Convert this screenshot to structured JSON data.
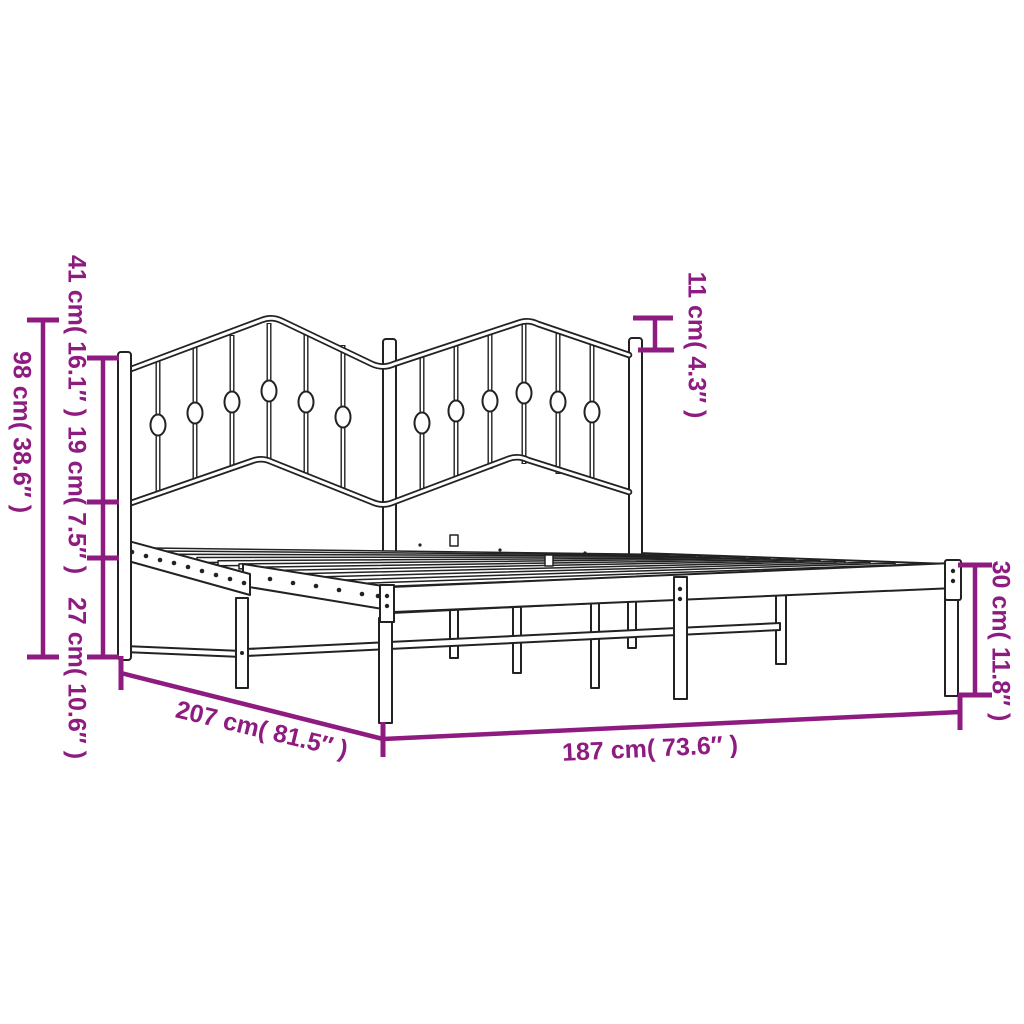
{
  "image": {
    "subject": "Metal bed frame with decorative headboard — product dimension diagram",
    "background_color": "#ffffff",
    "line_color": "#222222",
    "accent_color": "#8e1b80"
  },
  "dimensions": {
    "total_height": {
      "cm": 98,
      "in": 38.6,
      "label": "98 cm( 38.6″ )"
    },
    "headboard_upper": {
      "cm": 41,
      "in": 16.1,
      "label": "41 cm( 16.1″ )"
    },
    "headboard_lower": {
      "cm": 19,
      "in": 7.5,
      "label": "19 cm( 7.5″ )"
    },
    "ground_clearance": {
      "cm": 27,
      "in": 10.6,
      "label": "27 cm( 10.6″ )"
    },
    "peak_above_post": {
      "cm": 11,
      "in": 4.3,
      "label": "11 cm( 4.3″ )"
    },
    "side_rail_height": {
      "cm": 30,
      "in": 11.8,
      "label": "30 cm( 11.8″ )"
    },
    "total_length": {
      "cm": 207,
      "in": 81.5,
      "label": "207 cm( 81.5″ )"
    },
    "inner_length": {
      "cm": 187,
      "in": 73.6,
      "label": "187 cm( 73.6″ )"
    }
  }
}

-*-*-

Copy the entries above faithfully and omit every image.

Convert this screenshot to structured JSON data.
{
  "image": {
    "subject": "Metal bed frame with decorative headboard — product dimension diagram",
    "background_color": "#ffffff",
    "line_color": "#222222",
    "accent_color": "#8e1b80"
  },
  "dimensions": {
    "total_height": {
      "cm": 98,
      "in": 38.6,
      "label": "98 cm( 38.6″ )"
    },
    "headboard_upper": {
      "cm": 41,
      "in": 16.1,
      "label": "41 cm( 16.1″ )"
    },
    "headboard_lower": {
      "cm": 19,
      "in": 7.5,
      "label": "19 cm( 7.5″ )"
    },
    "ground_clearance": {
      "cm": 27,
      "in": 10.6,
      "label": "27 cm( 10.6″ )"
    },
    "peak_above_post": {
      "cm": 11,
      "in": 4.3,
      "label": "11 cm( 4.3″ )"
    },
    "side_rail_height": {
      "cm": 30,
      "in": 11.8,
      "label": "30 cm( 11.8″ )"
    },
    "total_length": {
      "cm": 207,
      "in": 81.5,
      "label": "207 cm( 81.5″ )"
    },
    "inner_length": {
      "cm": 187,
      "in": 73.6,
      "label": "187 cm( 73.6″ )"
    }
  }
}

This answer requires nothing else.